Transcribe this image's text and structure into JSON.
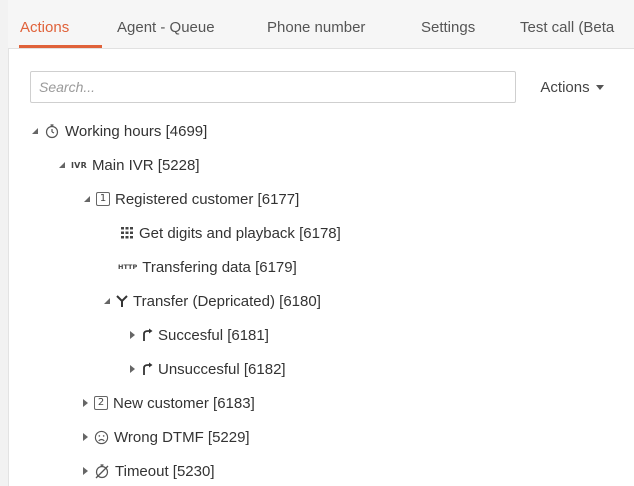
{
  "tabs": [
    {
      "label": "Actions",
      "active": true
    },
    {
      "label": "Agent - Queue",
      "active": false
    },
    {
      "label": "Phone number",
      "active": false
    },
    {
      "label": "Settings",
      "active": false
    },
    {
      "label": "Test call (Beta",
      "active": false
    }
  ],
  "search": {
    "placeholder": "Search...",
    "value": ""
  },
  "actions_menu": {
    "label": "Actions"
  },
  "tree": [
    {
      "label": "Working hours [4699]",
      "icon": "stopwatch-icon",
      "expanded": true
    },
    {
      "label": "Main IVR [5228]",
      "icon": "ivr-icon",
      "icon_text": "IVR",
      "expanded": true
    },
    {
      "label": "Registered customer [6177]",
      "icon": "number-1-icon",
      "icon_text": "1",
      "expanded": true
    },
    {
      "label": "Get digits and playback [6178]",
      "icon": "keypad-icon",
      "expanded": null
    },
    {
      "label": "Transfering data [6179]",
      "icon": "http-icon",
      "icon_text": "HTTP",
      "expanded": null
    },
    {
      "label": "Transfer (Depricated) [6180]",
      "icon": "transfer-fork-icon",
      "expanded": true
    },
    {
      "label": "Succesful [6181]",
      "icon": "branch-arrow-icon",
      "expanded": false
    },
    {
      "label": "Unsuccesful [6182]",
      "icon": "branch-arrow-icon",
      "expanded": false
    },
    {
      "label": "New customer [6183]",
      "icon": "number-2-icon",
      "icon_text": "2",
      "expanded": false
    },
    {
      "label": "Wrong DTMF [5229]",
      "icon": "sad-face-icon",
      "expanded": false
    },
    {
      "label": "Timeout [5230]",
      "icon": "timeout-stopwatch-icon",
      "expanded": false
    }
  ],
  "colors": {
    "accent": "#e0623a",
    "text": "#333333",
    "tab_bg": "#f6f6f6"
  }
}
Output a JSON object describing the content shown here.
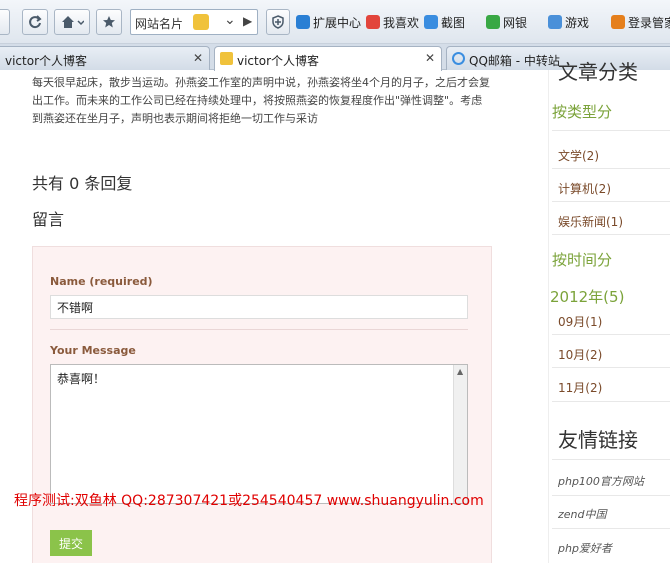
{
  "toolbar": {
    "url_text": "网站名片",
    "items": [
      {
        "label": "扩展中心",
        "color": "#2a7fd4"
      },
      {
        "label": "我喜欢",
        "color": "#e2453c"
      },
      {
        "label": "截图",
        "color": "#3a8de0"
      },
      {
        "label": "网银",
        "color": "#39a845"
      },
      {
        "label": "游戏",
        "color": "#4a90d9"
      },
      {
        "label": "登录管家",
        "color": "#e57f1c"
      }
    ]
  },
  "tabs": [
    {
      "label": "victor个人博客",
      "active": false
    },
    {
      "label": "victor个人博客",
      "active": true
    },
    {
      "label": "QQ邮箱 - 中转站",
      "active": false
    }
  ],
  "article": {
    "text": "每天很早起床，散步当运动。孙燕姿工作室的声明中说，孙燕姿将坐4个月的月子，之后才会复出工作。而未来的工作公司已经在持续处理中，将按照燕姿的恢复程度作出\"弹性调整\"。考虑到燕姿还在坐月子，声明也表示期间将拒绝一切工作与采访"
  },
  "comments": {
    "reply_count": "共有 0 条回复",
    "leave_message": "留言"
  },
  "form": {
    "name_label": "Name (required)",
    "name_value": "不错啊",
    "message_label": "Your Message",
    "message_value": "恭喜啊！",
    "submit_label": "提交"
  },
  "sidebar": {
    "heading_cut": "文章分类",
    "by_type": "按类型分",
    "categories": [
      "文学(2)",
      "计算机(2)",
      "娱乐新闻(1)"
    ],
    "by_time": "按时间分",
    "year": "2012年(5)",
    "months": [
      "09月(1)",
      "10月(2)",
      "11月(2)"
    ],
    "friend_heading": "友情链接",
    "friends": [
      "php100官方网站",
      "zend中国",
      "php爱好者"
    ]
  },
  "watermark": "程序测试:双鱼林 QQ:287307421或254540457  www.shuangyulin.com"
}
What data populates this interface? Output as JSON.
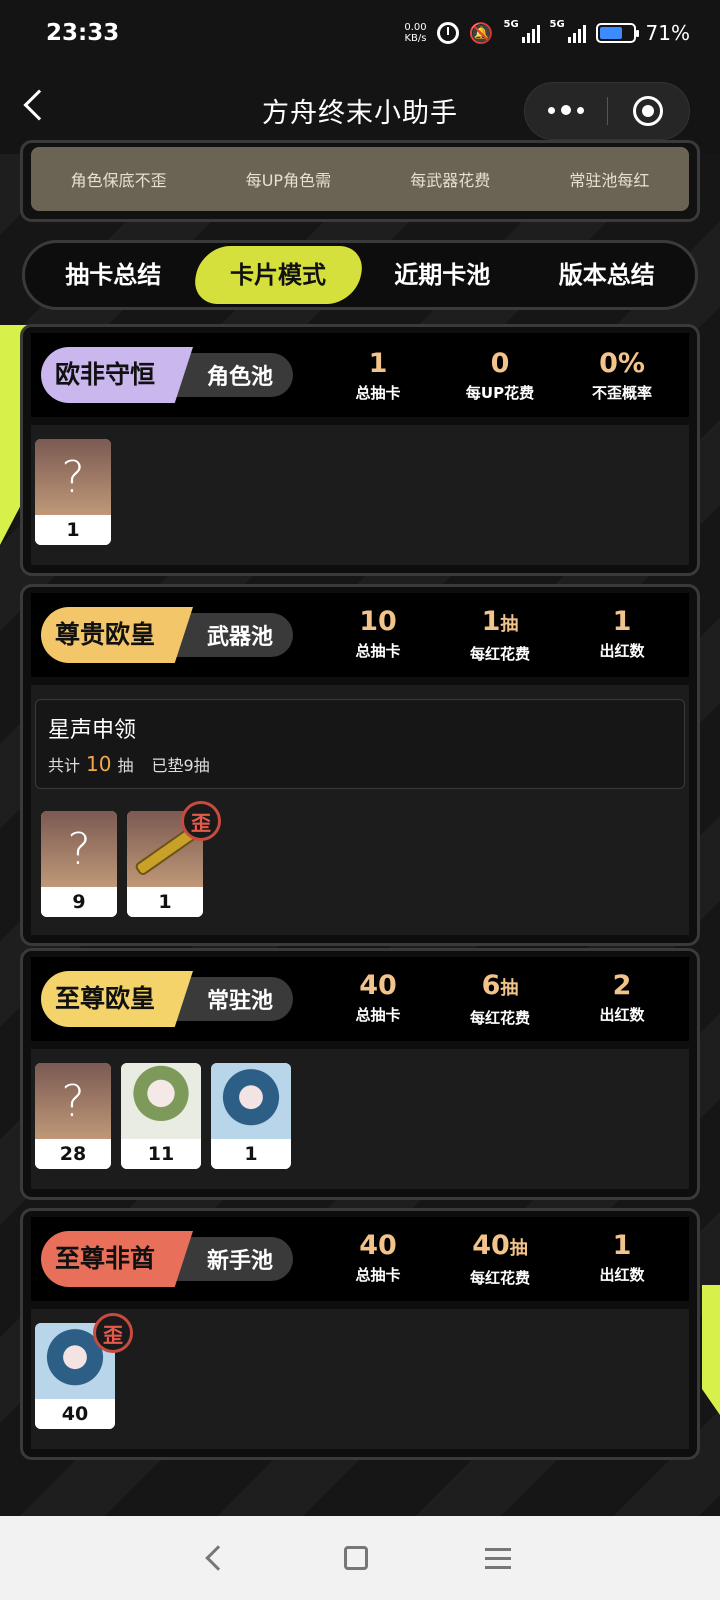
{
  "status_bar": {
    "time": "23:33",
    "net_speed_value": "0.00",
    "net_speed_unit": "KB/s",
    "signal1_label": "5G",
    "signal2_label": "5G",
    "battery_pct": "71%",
    "battery_level": 0.71
  },
  "nav": {
    "title": "方舟终末小助手"
  },
  "top_card": {
    "labels": [
      "角色保底不歪",
      "每UP角色需",
      "每武器花费",
      "常驻池每红"
    ]
  },
  "tabs": [
    "抽卡总结",
    "卡片模式",
    "近期卡池",
    "版本总结"
  ],
  "active_tab": 1,
  "colors": {
    "accent_yellow": "#d6e03c",
    "stat_gold": "#f2c38a",
    "wai_red": "#c94b40"
  },
  "cards": [
    {
      "rank": "欧非守恒",
      "rank_color": "#c9b7ee",
      "pool": "角色池",
      "stats": [
        {
          "value": "1",
          "unit": "",
          "label": "总抽卡"
        },
        {
          "value": "0",
          "unit": "",
          "label": "每UP花费"
        },
        {
          "value": "0%",
          "unit": "",
          "label": "不歪概率"
        }
      ],
      "items": [
        {
          "type": "unknown",
          "glyph": "?",
          "count": "1"
        }
      ]
    },
    {
      "rank": "尊贵欧皇",
      "rank_color": "#f3c66a",
      "pool": "武器池",
      "stats": [
        {
          "value": "10",
          "unit": "",
          "label": "总抽卡"
        },
        {
          "value": "1",
          "unit": "抽",
          "label": "每红花费"
        },
        {
          "value": "1",
          "unit": "",
          "label": "出红数"
        }
      ],
      "banner": {
        "name": "星声申领",
        "total_prefix": "共计",
        "total_num": "10",
        "total_suffix": "抽",
        "pity": "已垫9抽"
      },
      "items": [
        {
          "type": "unknown",
          "glyph": "?",
          "count": "9"
        },
        {
          "type": "weapon",
          "count": "1",
          "wai": "歪"
        }
      ]
    },
    {
      "rank": "至尊欧皇",
      "rank_color": "#f3d36a",
      "pool": "常驻池",
      "stats": [
        {
          "value": "40",
          "unit": "",
          "label": "总抽卡"
        },
        {
          "value": "6",
          "unit": "抽",
          "label": "每红花费"
        },
        {
          "value": "2",
          "unit": "",
          "label": "出红数"
        }
      ],
      "items": [
        {
          "type": "unknown",
          "glyph": "?",
          "count": "28"
        },
        {
          "type": "char-green",
          "count": "11"
        },
        {
          "type": "char-blue",
          "count": "1"
        }
      ]
    },
    {
      "rank": "至尊非酋",
      "rank_color": "#e8705a",
      "pool": "新手池",
      "stats": [
        {
          "value": "40",
          "unit": "",
          "label": "总抽卡"
        },
        {
          "value": "40",
          "unit": "抽",
          "label": "每红花费"
        },
        {
          "value": "1",
          "unit": "",
          "label": "出红数"
        }
      ],
      "items": [
        {
          "type": "char-blue",
          "count": "40",
          "wai": "歪"
        }
      ]
    }
  ]
}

- [Problem details]:
Every line of the listing that holds "data" is to be counted; give only the resulting number.

- [Exercise response]:
2